▶ [What you need to do]
Copy the data precisely, keeping every character.

** begin Supplied data **

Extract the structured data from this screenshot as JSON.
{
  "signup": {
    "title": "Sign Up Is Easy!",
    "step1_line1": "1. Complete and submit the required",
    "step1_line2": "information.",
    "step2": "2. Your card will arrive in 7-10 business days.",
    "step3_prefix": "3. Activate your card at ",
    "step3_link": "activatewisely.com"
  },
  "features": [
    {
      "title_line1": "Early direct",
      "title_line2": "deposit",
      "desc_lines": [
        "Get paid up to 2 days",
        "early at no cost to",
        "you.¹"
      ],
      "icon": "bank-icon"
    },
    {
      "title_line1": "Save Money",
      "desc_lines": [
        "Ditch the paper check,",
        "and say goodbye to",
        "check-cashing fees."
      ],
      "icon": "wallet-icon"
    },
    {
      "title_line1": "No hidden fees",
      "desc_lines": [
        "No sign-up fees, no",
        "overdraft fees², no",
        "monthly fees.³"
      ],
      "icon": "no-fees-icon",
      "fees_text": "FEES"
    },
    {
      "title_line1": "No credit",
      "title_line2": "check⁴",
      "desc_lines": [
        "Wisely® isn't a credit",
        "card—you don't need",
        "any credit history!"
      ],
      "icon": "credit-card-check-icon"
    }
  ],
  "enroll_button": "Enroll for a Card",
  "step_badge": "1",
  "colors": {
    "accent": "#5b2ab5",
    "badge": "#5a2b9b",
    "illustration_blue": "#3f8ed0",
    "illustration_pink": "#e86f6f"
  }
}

** end Supplied data **

▶ [Answer for the task]
Extract the structured data from this screenshot as JSON.
{
  "signup": {
    "title": "Sign Up Is Easy!",
    "step1_line1": "1. Complete and submit the required",
    "step1_line2": "information.",
    "step2": "2. Your card will arrive in 7-10 business days.",
    "step3_prefix": "3. Activate your card at ",
    "step3_link": "activatewisely.com"
  },
  "features": [
    {
      "title_line1": "Early direct",
      "title_line2": "deposit",
      "desc_lines": [
        "Get paid up to 2 days",
        "early at no cost to",
        "you.¹"
      ],
      "icon": "bank-icon"
    },
    {
      "title_line1": "Save Money",
      "desc_lines": [
        "Ditch the paper check,",
        "and say goodbye to",
        "check-cashing fees."
      ],
      "icon": "wallet-icon"
    },
    {
      "title_line1": "No hidden fees",
      "desc_lines": [
        "No sign-up fees, no",
        "overdraft fees², no",
        "monthly fees.³"
      ],
      "icon": "no-fees-icon",
      "fees_text": "FEES"
    },
    {
      "title_line1": "No credit",
      "title_line2": "check⁴",
      "desc_lines": [
        "Wisely® isn't a credit",
        "card—you don't need",
        "any credit history!"
      ],
      "icon": "credit-card-check-icon"
    }
  ],
  "enroll_button": "Enroll for a Card",
  "step_badge": "1",
  "colors": {
    "accent": "#5b2ab5",
    "badge": "#5a2b9b",
    "illustration_blue": "#3f8ed0",
    "illustration_pink": "#e86f6f"
  }
}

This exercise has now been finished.